- [Objective] Copy out the entries below in full and exactly.

Source data:
* * *
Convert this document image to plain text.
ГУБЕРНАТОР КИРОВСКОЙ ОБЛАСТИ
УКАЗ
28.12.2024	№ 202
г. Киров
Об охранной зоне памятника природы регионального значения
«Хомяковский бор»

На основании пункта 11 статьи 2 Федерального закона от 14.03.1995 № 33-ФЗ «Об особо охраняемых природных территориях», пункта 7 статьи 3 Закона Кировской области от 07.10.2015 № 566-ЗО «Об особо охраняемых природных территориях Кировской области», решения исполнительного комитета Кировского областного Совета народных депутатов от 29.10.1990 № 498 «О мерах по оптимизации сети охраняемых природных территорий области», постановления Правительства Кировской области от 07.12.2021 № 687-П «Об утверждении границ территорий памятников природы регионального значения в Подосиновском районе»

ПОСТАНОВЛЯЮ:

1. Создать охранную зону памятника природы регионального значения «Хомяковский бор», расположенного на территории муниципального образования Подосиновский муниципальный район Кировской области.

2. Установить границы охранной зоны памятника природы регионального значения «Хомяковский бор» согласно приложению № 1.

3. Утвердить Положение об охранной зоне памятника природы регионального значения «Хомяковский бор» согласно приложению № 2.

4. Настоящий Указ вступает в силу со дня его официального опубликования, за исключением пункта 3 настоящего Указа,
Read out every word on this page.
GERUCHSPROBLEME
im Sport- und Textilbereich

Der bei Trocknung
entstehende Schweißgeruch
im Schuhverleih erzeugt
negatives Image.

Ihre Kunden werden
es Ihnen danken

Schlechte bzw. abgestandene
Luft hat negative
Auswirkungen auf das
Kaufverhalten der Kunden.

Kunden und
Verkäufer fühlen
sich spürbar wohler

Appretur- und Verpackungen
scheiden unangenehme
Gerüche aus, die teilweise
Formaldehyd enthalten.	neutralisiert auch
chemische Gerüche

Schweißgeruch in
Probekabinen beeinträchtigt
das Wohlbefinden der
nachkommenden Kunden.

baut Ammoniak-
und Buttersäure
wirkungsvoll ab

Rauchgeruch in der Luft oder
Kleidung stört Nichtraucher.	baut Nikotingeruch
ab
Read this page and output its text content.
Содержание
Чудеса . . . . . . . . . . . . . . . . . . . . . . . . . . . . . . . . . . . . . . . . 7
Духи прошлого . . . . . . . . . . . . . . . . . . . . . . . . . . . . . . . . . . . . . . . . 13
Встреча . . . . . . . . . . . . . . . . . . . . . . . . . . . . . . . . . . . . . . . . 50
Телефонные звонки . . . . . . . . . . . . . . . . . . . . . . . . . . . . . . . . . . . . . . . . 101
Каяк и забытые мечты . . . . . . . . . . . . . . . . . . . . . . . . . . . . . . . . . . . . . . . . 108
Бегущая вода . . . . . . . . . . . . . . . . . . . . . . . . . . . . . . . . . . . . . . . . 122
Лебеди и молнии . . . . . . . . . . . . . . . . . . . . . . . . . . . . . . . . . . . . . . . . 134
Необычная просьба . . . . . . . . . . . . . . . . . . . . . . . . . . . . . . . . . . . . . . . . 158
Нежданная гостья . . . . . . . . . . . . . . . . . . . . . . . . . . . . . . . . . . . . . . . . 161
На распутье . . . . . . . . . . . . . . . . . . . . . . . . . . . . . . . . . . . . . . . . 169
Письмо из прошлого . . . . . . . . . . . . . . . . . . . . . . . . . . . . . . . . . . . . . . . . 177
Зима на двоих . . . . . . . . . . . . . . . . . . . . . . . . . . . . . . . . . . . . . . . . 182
* * *
- [Response below]
Convert this document image to plain text.
ГУБЕРНАТОР КИРОВСКОЙ ОБЛАСТИ
УКАЗ
28.12.2024	№ 202
г. Киров
Об охранной зоне памятника природы регионального значения
«Хомяковский бор»

На основании пункта 11 статьи 2 Федерального закона от 14.03.1995 № 33-ФЗ «Об особо охраняемых природных территориях», пункта 7 статьи 3 Закона Кировской области от 07.10.2015 № 566-ЗО «Об особо охраняемых природных территориях Кировской области», решения исполнительного комитета Кировского областного Совета народных депутатов от 29.10.1990 № 498 «О мерах по оптимизации сети охраняемых природных территорий области», постановления Правительства Кировской области от 07.12.2021 № 687-П «Об утверждении границ территорий памятников природы регионального значения в Подосиновском районе»

ПОСТАНОВЛЯЮ:

1. Создать охранную зону памятника природы регионального значения «Хомяковский бор», расположенного на территории муниципального образования Подосиновский муниципальный район Кировской области.

2. Установить границы охранной зоны памятника природы регионального значения «Хомяковский бор» согласно приложению № 1.

3. Утвердить Положение об охранной зоне памятника природы регионального значения «Хомяковский бор» согласно приложению № 2.

4. Настоящий Указ вступает в силу со дня его официального опубликования, за исключением пункта 3 настоящего Указа,
Read out every word on this page.
GERUCHSPROBLEME
im Sport- und Textilbereich

Der bei Trocknung
entstehende Schweißgeruch
im Schuhverleih erzeugt
negatives Image.

Ihre Kunden werden
es Ihnen danken

Schlechte bzw. abgestandene
Luft hat negative
Auswirkungen auf das
Kaufverhalten der Kunden.

Kunden und
Verkäufer fühlen
sich spürbar wohler

Appretur- und Verpackungen
scheiden unangenehme
Gerüche aus, die teilweise
Formaldehyd enthalten.	neutralisiert auch
chemische Gerüche

Schweißgeruch in
Probekabinen beeinträchtigt
das Wohlbefinden der
nachkommenden Kunden.

baut Ammoniak-
und Buttersäure
wirkungsvoll ab

Rauchgeruch in der Luft oder
Kleidung stört Nichtraucher.	baut Nikotingeruch
ab
Read this page and output its text content.
Содержание
Чудеса . . . . . . . . . . . . . . . . . . . . . . . . . . . . . . . . . . . . . . . . 7
Духи прошлого . . . . . . . . . . . . . . . . . . . . . . . . . . . . . . . . . . . . . . . . 13
Встреча . . . . . . . . . . . . . . . . . . . . . . . . . . . . . . . . . . . . . . . . 50
Телефонные звонки . . . . . . . . . . . . . . . . . . . . . . . . . . . . . . . . . . . . . . . . 101
Каяк и забытые мечты . . . . . . . . . . . . . . . . . . . . . . . . . . . . . . . . . . . . . . . . 108
Бегущая вода . . . . . . . . . . . . . . . . . . . . . . . . . . . . . . . . . . . . . . . . 122
Лебеди и молнии . . . . . . . . . . . . . . . . . . . . . . . . . . . . . . . . . . . . . . . . 134
Необычная просьба . . . . . . . . . . . . . . . . . . . . . . . . . . . . . . . . . . . . . . . . 158
Нежданная гостья . . . . . . . . . . . . . . . . . . . . . . . . . . . . . . . . . . . . . . . . 161
На распутье . . . . . . . . . . . . . . . . . . . . . . . . . . . . . . . . . . . . . . . . 169
Письмо из прошлого . . . . . . . . . . . . . . . . . . . . . . . . . . . . . . . . . . . . . . . . 177
Зима на двоих . . . . . . . . . . . . . . . . . . . . . . . . . . . . . . . . . . . . . . . . 182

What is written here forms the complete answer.